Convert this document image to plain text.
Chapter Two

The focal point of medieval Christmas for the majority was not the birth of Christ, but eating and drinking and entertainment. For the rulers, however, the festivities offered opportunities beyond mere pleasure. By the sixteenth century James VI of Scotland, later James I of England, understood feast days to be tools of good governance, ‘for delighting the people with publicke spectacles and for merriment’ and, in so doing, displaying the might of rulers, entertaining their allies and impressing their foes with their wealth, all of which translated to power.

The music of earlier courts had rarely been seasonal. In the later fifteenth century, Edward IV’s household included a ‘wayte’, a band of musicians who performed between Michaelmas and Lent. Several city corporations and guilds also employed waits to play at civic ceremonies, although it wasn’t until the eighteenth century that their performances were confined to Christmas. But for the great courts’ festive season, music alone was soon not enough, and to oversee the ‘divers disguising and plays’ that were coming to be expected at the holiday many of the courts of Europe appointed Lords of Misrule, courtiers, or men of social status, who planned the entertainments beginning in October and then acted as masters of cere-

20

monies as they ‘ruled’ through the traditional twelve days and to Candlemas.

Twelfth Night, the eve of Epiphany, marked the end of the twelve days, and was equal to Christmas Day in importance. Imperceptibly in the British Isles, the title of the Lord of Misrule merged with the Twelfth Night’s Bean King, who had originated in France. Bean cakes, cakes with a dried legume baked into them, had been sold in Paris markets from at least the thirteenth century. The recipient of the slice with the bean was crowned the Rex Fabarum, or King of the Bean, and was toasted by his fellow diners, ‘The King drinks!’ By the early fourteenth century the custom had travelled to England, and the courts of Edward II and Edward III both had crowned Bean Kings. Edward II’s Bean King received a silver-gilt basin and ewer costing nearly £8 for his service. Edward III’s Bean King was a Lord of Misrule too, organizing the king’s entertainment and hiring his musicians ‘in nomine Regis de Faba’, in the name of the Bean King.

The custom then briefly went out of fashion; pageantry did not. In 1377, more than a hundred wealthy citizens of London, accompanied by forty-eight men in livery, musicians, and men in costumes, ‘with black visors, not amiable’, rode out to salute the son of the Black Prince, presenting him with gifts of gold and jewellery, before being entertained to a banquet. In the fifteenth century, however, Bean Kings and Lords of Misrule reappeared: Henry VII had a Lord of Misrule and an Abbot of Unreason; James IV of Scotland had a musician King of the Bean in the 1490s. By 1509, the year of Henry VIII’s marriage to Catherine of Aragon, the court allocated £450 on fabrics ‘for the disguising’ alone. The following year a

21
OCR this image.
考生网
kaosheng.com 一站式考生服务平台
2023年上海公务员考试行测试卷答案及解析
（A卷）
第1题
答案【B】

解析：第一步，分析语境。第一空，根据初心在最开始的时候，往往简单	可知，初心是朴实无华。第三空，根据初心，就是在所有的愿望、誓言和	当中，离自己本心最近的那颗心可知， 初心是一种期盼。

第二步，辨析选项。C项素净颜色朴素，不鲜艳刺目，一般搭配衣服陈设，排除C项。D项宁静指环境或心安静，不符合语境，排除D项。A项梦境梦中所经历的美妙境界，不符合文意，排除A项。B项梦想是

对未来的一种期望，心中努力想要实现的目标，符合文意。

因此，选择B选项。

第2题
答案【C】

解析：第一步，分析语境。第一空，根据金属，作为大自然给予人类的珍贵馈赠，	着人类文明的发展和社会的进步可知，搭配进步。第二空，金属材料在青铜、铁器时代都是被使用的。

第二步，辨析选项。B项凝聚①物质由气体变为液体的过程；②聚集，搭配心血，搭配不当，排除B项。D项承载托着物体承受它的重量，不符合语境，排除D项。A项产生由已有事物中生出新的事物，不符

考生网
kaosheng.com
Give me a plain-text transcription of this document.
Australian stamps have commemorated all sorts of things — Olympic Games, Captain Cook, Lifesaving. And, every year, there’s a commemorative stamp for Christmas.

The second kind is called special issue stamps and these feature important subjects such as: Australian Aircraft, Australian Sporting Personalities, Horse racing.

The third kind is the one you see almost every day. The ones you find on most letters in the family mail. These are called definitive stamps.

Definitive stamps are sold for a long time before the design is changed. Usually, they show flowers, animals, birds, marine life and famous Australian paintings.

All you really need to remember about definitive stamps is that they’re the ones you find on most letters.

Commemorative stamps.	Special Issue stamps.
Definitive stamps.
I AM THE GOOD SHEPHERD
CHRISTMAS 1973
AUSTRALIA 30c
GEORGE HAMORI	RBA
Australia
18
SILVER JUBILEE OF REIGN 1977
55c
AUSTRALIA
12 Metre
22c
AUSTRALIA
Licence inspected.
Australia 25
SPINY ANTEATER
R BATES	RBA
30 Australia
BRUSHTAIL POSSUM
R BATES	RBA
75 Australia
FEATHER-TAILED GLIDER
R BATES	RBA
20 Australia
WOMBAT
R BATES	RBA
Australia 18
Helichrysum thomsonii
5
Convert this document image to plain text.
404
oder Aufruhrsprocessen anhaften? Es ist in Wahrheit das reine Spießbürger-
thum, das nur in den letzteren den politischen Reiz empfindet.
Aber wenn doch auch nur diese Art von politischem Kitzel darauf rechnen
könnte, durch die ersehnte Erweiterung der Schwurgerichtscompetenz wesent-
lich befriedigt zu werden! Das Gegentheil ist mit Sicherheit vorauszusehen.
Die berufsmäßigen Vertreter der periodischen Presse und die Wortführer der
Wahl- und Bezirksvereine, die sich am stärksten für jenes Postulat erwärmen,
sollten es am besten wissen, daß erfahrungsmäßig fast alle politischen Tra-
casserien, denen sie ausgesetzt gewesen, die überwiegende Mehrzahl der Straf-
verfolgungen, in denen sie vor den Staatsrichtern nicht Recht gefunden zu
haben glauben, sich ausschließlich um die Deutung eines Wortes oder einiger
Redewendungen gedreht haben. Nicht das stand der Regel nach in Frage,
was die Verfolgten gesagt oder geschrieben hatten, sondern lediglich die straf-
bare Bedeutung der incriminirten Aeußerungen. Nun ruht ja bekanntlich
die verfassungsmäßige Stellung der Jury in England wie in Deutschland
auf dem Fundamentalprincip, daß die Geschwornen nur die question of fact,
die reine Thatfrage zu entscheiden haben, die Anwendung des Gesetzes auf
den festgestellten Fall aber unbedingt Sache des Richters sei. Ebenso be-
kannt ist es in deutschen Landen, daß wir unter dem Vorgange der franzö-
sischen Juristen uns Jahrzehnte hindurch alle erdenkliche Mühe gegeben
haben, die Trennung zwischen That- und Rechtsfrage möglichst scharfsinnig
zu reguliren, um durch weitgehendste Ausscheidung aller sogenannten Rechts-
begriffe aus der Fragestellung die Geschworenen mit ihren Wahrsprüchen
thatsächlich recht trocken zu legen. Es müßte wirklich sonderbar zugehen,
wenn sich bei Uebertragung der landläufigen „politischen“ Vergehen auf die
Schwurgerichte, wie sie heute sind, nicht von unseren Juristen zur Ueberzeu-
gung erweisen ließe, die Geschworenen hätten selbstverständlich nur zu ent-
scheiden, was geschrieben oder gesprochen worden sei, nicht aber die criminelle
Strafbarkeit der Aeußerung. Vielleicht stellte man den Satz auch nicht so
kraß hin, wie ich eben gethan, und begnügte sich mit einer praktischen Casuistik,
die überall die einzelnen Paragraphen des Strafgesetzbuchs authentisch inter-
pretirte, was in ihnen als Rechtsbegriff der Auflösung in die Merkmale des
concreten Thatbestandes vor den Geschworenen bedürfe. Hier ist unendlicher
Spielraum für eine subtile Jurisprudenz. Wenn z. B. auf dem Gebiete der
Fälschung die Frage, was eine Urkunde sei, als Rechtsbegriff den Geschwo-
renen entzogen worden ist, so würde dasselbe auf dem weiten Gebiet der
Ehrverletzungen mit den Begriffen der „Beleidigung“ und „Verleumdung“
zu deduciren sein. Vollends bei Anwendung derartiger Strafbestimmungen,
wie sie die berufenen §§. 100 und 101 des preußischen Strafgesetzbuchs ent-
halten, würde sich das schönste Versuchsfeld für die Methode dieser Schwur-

-=-=-=-=-

## The request
Pick out each line containing "Juristen" and report it.

## Correct answer
sischen Juristen uns Jahrzehnte hindurch alle erdenkliche Mühe gegeben
Schwurgerichte, wie sie heute sind, nicht von unseren Juristen zur Ueberzeu-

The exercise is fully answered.